| Task to carry out |
Output all of the data below exactly as given.

· · ·

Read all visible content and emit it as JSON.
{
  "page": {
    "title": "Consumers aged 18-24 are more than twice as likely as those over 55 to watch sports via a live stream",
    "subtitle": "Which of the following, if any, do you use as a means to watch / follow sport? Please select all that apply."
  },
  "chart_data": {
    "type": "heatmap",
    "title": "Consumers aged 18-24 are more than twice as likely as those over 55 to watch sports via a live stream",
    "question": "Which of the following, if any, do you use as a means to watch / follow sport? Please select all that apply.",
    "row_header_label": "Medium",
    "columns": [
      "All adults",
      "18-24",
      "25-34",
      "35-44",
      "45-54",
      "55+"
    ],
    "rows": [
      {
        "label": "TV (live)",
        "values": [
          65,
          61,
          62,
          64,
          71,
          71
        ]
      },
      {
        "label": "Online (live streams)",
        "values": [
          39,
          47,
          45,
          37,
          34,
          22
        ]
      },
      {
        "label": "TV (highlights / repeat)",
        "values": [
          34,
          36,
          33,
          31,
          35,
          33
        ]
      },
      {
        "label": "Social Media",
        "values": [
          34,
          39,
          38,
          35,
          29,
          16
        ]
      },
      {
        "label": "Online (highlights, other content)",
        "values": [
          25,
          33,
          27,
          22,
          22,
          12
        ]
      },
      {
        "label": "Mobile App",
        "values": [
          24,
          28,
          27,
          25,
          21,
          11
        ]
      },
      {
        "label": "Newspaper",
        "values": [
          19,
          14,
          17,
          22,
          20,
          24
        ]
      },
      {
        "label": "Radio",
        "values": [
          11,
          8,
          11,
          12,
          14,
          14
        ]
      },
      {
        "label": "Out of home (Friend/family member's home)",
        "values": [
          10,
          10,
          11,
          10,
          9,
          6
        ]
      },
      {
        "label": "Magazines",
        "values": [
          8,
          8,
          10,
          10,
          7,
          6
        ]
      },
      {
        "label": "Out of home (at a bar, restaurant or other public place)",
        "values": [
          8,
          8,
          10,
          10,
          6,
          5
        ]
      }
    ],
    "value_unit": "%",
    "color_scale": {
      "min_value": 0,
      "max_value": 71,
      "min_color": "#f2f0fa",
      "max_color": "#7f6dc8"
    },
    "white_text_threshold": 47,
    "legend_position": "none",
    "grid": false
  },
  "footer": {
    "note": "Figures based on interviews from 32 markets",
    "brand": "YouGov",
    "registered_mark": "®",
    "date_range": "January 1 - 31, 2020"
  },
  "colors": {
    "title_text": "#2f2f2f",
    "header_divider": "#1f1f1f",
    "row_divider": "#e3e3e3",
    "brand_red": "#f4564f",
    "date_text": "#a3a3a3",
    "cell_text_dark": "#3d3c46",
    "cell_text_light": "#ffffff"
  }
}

· · ·

| Completed task |
Read all visible content and emit it as JSON.
{
  "page": {
    "title": "Consumers aged 18-24 are more than twice as likely as those over 55 to watch sports via a live stream",
    "subtitle": "Which of the following, if any, do you use as a means to watch / follow sport? Please select all that apply."
  },
  "chart_data": {
    "type": "heatmap",
    "title": "Consumers aged 18-24 are more than twice as likely as those over 55 to watch sports via a live stream",
    "question": "Which of the following, if any, do you use as a means to watch / follow sport? Please select all that apply.",
    "row_header_label": "Medium",
    "columns": [
      "All adults",
      "18-24",
      "25-34",
      "35-44",
      "45-54",
      "55+"
    ],
    "rows": [
      {
        "label": "TV (live)",
        "values": [
          65,
          61,
          62,
          64,
          71,
          71
        ]
      },
      {
        "label": "Online (live streams)",
        "values": [
          39,
          47,
          45,
          37,
          34,
          22
        ]
      },
      {
        "label": "TV (highlights / repeat)",
        "values": [
          34,
          36,
          33,
          31,
          35,
          33
        ]
      },
      {
        "label": "Social Media",
        "values": [
          34,
          39,
          38,
          35,
          29,
          16
        ]
      },
      {
        "label": "Online (highlights, other content)",
        "values": [
          25,
          33,
          27,
          22,
          22,
          12
        ]
      },
      {
        "label": "Mobile App",
        "values": [
          24,
          28,
          27,
          25,
          21,
          11
        ]
      },
      {
        "label": "Newspaper",
        "values": [
          19,
          14,
          17,
          22,
          20,
          24
        ]
      },
      {
        "label": "Radio",
        "values": [
          11,
          8,
          11,
          12,
          14,
          14
        ]
      },
      {
        "label": "Out of home (Friend/family member's home)",
        "values": [
          10,
          10,
          11,
          10,
          9,
          6
        ]
      },
      {
        "label": "Magazines",
        "values": [
          8,
          8,
          10,
          10,
          7,
          6
        ]
      },
      {
        "label": "Out of home (at a bar, restaurant or other public place)",
        "values": [
          8,
          8,
          10,
          10,
          6,
          5
        ]
      }
    ],
    "value_unit": "%",
    "color_scale": {
      "min_value": 0,
      "max_value": 71,
      "min_color": "#f2f0fa",
      "max_color": "#7f6dc8"
    },
    "white_text_threshold": 47,
    "legend_position": "none",
    "grid": false
  },
  "footer": {
    "note": "Figures based on interviews from 32 markets",
    "brand": "YouGov",
    "registered_mark": "®",
    "date_range": "January 1 - 31, 2020"
  },
  "colors": {
    "title_text": "#2f2f2f",
    "header_divider": "#1f1f1f",
    "row_divider": "#e3e3e3",
    "brand_red": "#f4564f",
    "date_text": "#a3a3a3",
    "cell_text_dark": "#3d3c46",
    "cell_text_light": "#ffffff"
  }
}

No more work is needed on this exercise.